(Extracted records)
####################
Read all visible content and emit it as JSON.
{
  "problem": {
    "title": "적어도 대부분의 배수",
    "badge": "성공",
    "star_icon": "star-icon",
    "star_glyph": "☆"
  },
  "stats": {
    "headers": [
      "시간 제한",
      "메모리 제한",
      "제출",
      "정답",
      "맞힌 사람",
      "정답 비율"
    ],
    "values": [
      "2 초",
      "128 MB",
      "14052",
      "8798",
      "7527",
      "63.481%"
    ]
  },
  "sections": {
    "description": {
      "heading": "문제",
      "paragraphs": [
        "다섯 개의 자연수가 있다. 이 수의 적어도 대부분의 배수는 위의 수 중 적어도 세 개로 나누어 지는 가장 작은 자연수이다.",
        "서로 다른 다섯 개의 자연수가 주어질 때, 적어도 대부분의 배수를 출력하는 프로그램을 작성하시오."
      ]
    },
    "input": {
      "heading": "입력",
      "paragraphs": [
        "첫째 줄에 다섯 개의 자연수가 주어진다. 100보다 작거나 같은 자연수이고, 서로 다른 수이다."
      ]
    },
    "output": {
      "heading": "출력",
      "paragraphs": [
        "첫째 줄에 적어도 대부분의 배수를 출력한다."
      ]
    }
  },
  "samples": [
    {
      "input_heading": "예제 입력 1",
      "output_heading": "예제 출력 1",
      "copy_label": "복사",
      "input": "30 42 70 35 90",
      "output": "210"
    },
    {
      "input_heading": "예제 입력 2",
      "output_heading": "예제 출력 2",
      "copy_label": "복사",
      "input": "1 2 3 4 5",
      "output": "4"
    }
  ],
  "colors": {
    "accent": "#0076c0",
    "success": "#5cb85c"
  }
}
####################
## PROBLEM REQUIREMENTS
Restate the listing in full, word for word.

## PROBLEM SOLUTION
Read all visible content and emit it as JSON.
{
  "problem": {
    "title": "적어도 대부분의 배수",
    "badge": "성공",
    "star_icon": "star-icon",
    "star_glyph": "☆"
  },
  "stats": {
    "headers": [
      "시간 제한",
      "메모리 제한",
      "제출",
      "정답",
      "맞힌 사람",
      "정답 비율"
    ],
    "values": [
      "2 초",
      "128 MB",
      "14052",
      "8798",
      "7527",
      "63.481%"
    ]
  },
  "sections": {
    "description": {
      "heading": "문제",
      "paragraphs": [
        "다섯 개의 자연수가 있다. 이 수의 적어도 대부분의 배수는 위의 수 중 적어도 세 개로 나누어 지는 가장 작은 자연수이다.",
        "서로 다른 다섯 개의 자연수가 주어질 때, 적어도 대부분의 배수를 출력하는 프로그램을 작성하시오."
      ]
    },
    "input": {
      "heading": "입력",
      "paragraphs": [
        "첫째 줄에 다섯 개의 자연수가 주어진다. 100보다 작거나 같은 자연수이고, 서로 다른 수이다."
      ]
    },
    "output": {
      "heading": "출력",
      "paragraphs": [
        "첫째 줄에 적어도 대부분의 배수를 출력한다."
      ]
    }
  },
  "samples": [
    {
      "input_heading": "예제 입력 1",
      "output_heading": "예제 출력 1",
      "copy_label": "복사",
      "input": "30 42 70 35 90",
      "output": "210"
    },
    {
      "input_heading": "예제 입력 2",
      "output_heading": "예제 출력 2",
      "copy_label": "복사",
      "input": "1 2 3 4 5",
      "output": "4"
    }
  ],
  "colors": {
    "accent": "#0076c0",
    "success": "#5cb85c"
  }
}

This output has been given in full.